TASK TO COMPLETE — Rewrite the rows starting at the one that contains "plug-icon [1029, 23, 1045, 39]" and ending at the one that contains "nav-item[interactable]: What's New?", putting "Aerial" wherever "Satellite" appears and leaving everything else unchanged. Return only those rows.

STORED RECORDS —
━━━

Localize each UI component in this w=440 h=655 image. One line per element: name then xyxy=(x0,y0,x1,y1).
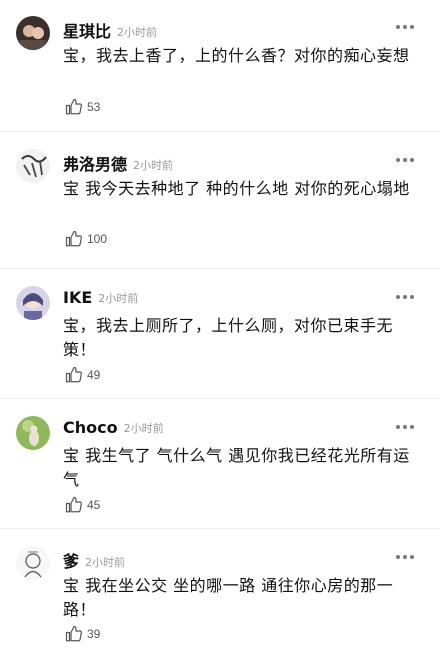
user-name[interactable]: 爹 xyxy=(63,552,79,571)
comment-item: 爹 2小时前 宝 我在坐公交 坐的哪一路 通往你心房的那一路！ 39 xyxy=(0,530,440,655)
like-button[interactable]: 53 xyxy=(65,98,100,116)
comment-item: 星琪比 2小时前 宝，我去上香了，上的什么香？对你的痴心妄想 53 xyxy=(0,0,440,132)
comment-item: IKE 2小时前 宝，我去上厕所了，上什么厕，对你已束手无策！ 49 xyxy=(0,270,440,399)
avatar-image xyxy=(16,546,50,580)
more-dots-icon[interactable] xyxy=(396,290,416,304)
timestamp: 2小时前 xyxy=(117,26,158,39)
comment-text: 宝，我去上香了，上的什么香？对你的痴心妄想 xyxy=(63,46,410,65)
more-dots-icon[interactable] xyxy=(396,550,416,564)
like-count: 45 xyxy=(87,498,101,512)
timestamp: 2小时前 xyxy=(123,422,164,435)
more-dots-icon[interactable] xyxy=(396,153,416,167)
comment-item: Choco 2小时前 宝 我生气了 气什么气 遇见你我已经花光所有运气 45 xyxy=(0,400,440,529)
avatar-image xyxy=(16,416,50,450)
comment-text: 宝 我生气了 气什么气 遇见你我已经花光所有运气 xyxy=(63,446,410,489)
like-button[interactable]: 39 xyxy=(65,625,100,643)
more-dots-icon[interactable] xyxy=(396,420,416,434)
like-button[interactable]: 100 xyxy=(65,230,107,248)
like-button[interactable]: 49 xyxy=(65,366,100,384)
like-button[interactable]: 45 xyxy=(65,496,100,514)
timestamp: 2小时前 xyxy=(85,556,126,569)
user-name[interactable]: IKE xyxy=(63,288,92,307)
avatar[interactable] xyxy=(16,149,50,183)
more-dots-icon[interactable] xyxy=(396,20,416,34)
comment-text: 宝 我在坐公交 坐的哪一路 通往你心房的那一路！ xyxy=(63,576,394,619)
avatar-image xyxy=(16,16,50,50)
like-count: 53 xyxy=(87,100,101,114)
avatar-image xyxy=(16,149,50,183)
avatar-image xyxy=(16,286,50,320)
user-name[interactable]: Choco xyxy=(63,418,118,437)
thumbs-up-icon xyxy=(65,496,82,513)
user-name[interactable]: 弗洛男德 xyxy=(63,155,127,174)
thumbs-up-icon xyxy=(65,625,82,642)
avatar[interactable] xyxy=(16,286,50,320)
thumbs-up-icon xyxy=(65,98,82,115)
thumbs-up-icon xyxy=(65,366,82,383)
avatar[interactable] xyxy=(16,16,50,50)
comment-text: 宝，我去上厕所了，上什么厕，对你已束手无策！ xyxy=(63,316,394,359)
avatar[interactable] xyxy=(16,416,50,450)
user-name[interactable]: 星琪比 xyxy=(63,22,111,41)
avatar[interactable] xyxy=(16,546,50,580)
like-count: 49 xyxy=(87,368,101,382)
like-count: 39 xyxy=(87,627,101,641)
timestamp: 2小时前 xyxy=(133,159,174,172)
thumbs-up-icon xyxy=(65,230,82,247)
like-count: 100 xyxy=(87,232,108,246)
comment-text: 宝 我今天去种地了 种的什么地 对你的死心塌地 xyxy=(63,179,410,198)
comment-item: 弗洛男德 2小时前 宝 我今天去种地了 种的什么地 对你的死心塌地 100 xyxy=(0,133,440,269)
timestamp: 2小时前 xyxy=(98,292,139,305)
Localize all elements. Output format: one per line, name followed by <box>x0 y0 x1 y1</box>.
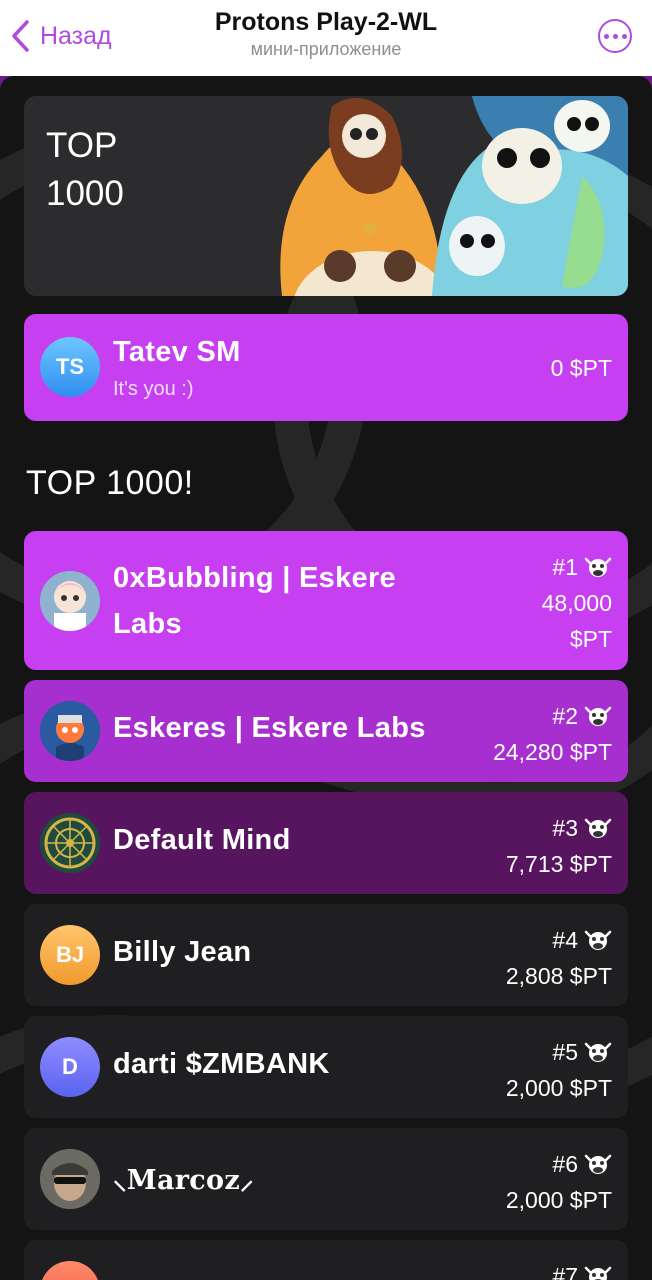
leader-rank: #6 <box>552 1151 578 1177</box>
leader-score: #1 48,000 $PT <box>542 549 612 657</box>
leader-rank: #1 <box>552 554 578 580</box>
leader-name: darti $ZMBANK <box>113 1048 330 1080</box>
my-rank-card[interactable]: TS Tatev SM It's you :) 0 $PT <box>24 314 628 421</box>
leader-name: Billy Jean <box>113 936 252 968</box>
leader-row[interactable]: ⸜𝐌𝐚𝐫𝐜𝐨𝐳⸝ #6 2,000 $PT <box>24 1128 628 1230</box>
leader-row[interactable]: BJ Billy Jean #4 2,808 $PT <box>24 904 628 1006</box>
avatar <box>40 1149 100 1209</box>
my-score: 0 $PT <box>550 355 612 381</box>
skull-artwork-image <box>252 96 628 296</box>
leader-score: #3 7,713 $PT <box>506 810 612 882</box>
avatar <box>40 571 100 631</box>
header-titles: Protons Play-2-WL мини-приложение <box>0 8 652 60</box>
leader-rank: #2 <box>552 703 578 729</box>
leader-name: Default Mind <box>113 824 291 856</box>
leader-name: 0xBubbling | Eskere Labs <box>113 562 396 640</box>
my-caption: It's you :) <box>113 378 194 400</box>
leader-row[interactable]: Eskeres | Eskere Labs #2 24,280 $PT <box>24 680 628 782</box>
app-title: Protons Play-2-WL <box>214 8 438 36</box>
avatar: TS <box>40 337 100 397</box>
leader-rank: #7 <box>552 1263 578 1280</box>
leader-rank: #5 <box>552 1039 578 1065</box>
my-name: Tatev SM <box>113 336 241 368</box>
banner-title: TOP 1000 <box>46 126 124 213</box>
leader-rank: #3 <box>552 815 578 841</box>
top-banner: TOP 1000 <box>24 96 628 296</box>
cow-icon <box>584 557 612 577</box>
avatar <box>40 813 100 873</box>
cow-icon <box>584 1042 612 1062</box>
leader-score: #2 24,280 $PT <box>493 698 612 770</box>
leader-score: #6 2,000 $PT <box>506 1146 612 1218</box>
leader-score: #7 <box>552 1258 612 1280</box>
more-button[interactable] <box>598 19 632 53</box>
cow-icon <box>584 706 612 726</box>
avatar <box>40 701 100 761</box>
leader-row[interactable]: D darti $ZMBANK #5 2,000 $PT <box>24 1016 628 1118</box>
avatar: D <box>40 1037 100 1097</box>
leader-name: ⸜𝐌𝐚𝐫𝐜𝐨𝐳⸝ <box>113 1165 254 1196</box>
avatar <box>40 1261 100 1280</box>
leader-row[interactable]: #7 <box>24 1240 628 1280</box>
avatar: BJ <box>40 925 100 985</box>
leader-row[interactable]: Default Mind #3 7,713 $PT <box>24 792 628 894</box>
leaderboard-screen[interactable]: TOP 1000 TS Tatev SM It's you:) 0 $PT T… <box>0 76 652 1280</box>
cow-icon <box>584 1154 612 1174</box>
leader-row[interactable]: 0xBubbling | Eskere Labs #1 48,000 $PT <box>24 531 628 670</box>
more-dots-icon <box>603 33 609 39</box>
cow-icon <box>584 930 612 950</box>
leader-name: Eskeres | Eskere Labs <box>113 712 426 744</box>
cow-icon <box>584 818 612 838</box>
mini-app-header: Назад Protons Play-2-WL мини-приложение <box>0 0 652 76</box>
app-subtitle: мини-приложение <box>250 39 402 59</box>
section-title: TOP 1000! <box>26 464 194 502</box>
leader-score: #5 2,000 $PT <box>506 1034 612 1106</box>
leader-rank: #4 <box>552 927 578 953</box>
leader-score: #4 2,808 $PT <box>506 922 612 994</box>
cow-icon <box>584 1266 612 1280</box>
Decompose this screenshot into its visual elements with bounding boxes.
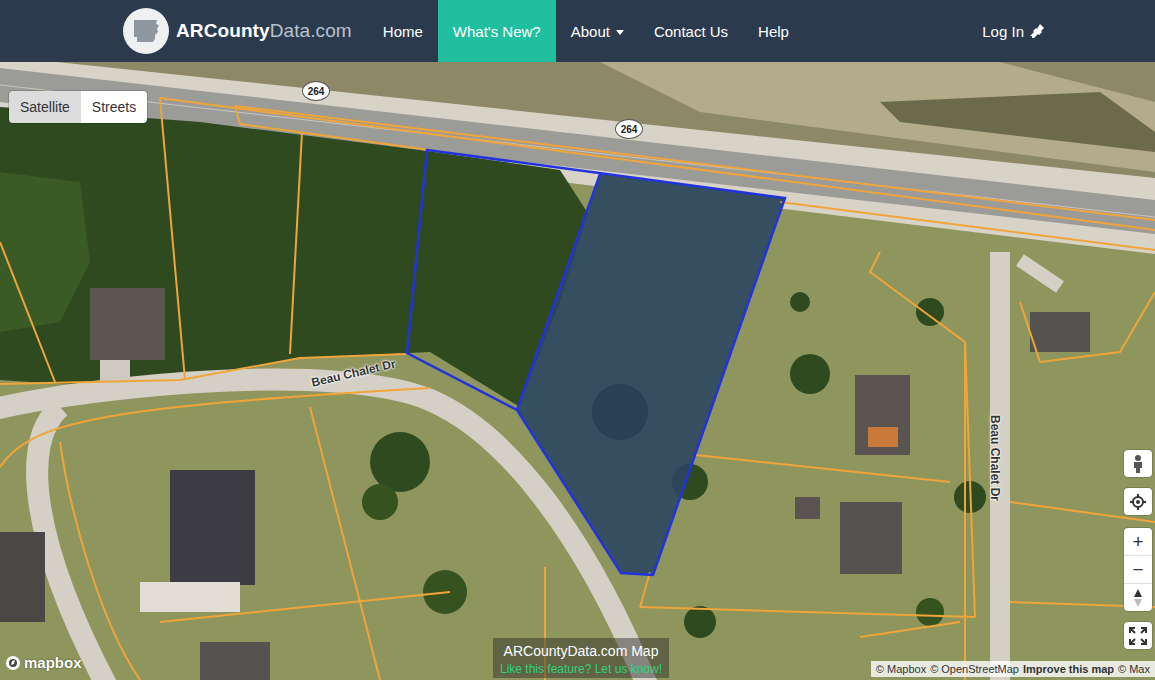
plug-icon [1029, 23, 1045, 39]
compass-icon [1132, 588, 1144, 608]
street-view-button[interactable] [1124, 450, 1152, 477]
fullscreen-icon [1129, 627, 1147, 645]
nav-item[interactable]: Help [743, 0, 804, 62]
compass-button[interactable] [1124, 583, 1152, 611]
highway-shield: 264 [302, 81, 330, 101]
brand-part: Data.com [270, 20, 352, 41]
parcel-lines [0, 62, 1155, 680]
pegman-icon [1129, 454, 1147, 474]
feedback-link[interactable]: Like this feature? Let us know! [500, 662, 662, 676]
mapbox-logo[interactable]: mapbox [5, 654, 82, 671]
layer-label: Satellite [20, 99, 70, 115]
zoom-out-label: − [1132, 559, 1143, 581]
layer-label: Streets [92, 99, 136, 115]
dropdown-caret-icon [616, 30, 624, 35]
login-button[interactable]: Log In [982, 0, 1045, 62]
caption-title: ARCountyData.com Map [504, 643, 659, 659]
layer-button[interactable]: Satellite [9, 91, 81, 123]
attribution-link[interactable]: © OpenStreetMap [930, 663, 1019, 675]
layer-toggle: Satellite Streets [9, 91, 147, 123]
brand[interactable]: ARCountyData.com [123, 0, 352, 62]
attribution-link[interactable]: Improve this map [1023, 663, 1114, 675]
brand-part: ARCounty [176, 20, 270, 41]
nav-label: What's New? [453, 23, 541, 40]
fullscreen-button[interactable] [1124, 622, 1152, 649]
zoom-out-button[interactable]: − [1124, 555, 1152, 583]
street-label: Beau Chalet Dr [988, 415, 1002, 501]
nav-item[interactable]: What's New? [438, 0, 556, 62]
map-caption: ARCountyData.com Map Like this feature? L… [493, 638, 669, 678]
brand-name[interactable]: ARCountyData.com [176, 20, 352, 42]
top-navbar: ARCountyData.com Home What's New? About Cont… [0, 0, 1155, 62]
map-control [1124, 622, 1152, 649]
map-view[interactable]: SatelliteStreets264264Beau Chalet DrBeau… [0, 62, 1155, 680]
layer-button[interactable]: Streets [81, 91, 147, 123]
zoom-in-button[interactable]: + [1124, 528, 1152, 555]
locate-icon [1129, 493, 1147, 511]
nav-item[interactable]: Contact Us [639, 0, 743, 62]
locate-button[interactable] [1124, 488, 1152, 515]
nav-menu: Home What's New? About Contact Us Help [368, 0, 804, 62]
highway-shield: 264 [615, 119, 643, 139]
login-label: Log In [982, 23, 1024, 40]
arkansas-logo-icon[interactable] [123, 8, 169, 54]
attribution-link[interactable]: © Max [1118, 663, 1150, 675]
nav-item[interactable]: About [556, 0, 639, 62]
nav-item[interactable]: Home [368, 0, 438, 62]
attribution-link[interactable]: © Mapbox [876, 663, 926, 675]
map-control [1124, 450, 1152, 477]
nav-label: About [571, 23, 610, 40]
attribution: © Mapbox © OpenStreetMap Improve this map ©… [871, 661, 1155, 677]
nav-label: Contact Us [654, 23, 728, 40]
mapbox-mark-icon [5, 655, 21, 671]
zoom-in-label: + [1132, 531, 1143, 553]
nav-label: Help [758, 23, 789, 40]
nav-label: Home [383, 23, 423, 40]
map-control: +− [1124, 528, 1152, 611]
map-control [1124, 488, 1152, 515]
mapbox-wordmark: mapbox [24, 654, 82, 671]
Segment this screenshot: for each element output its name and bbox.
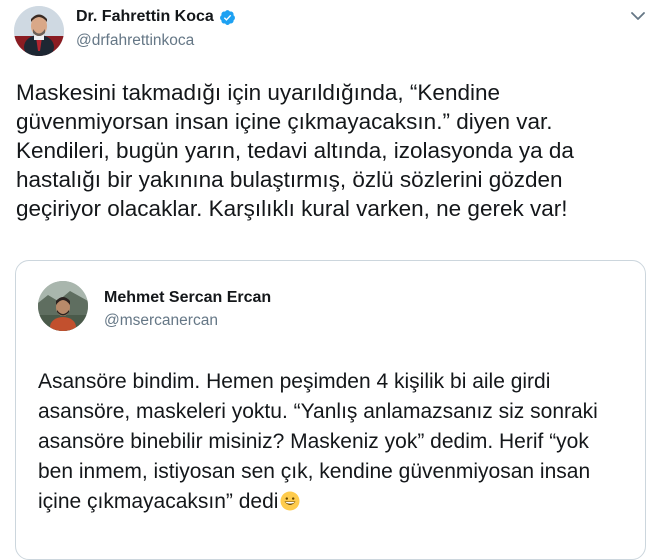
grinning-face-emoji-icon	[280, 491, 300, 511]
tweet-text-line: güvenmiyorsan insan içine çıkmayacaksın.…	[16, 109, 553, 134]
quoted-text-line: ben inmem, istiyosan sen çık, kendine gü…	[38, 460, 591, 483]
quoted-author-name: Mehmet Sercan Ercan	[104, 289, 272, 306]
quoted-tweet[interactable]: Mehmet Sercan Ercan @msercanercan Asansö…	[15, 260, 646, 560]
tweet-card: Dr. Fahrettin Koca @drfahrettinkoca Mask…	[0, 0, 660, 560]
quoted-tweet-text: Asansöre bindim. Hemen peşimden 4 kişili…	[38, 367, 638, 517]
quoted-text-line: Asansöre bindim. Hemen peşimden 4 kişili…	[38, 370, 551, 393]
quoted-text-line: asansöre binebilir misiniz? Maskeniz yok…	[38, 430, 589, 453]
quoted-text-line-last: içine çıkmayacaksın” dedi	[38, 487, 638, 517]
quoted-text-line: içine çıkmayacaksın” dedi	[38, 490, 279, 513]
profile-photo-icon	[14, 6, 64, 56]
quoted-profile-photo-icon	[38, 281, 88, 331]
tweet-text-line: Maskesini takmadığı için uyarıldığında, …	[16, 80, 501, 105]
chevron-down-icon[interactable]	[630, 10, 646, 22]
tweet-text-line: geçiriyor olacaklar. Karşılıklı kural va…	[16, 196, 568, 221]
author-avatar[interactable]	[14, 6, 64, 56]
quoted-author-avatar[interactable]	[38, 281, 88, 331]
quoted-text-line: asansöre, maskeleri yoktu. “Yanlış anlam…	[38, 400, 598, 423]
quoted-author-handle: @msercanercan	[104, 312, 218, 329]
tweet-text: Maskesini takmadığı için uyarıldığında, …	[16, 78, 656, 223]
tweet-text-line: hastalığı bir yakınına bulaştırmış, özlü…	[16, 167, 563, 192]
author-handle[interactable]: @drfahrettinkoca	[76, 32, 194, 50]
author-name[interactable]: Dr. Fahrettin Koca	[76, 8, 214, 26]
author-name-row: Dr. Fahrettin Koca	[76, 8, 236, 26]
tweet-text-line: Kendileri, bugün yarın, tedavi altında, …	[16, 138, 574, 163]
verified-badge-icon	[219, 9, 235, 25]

━━━

WRITTEN RESPONSE —
plug-icon [1029, 23, 1045, 39]
compass-icon [1132, 588, 1144, 608]
street-view-button[interactable] [1124, 450, 1152, 477]
fullscreen-icon [1129, 627, 1147, 645]
nav-item[interactable]: Help [743, 0, 804, 62]
compass-button[interactable] [1124, 583, 1152, 611]
highway-shield: 264 [302, 81, 330, 101]
brand-part: Data.com [270, 20, 352, 41]
parcel-lines [0, 62, 1155, 680]
pegman-icon [1129, 454, 1147, 474]
feedback-link[interactable]: Like this feature? Let us know! [500, 662, 662, 676]
mapbox-logo[interactable]: mapbox [5, 654, 82, 671]
layer-label: Aerial [20, 99, 70, 115]
zoom-out-label: − [1132, 559, 1143, 581]
layer-label: Streets [92, 99, 136, 115]
dropdown-caret-icon [616, 30, 624, 35]
login-button[interactable]: Log In [982, 0, 1045, 62]
caption-title: ARCountyData.com Map [504, 643, 659, 659]
layer-button[interactable]: Aerial [9, 91, 81, 123]
attribution-link[interactable]: © OpenStreetMap [930, 663, 1019, 675]
layer-toggle: Aerial Streets [9, 91, 147, 123]
brand[interactable]: ARCountyData.com [123, 0, 352, 62]
attribution-link[interactable]: Improve this map [1023, 663, 1114, 675]
brand-part: ARCounty [176, 20, 270, 41]
nav-label: What's New? [453, 23, 541, 40]
fullscreen-button[interactable] [1124, 622, 1152, 649]
zoom-out-button[interactable]: − [1124, 555, 1152, 583]
street-label: Beau Chalet Dr [988, 415, 1002, 501]
nav-item[interactable]: What's New? [438, 0, 556, 62]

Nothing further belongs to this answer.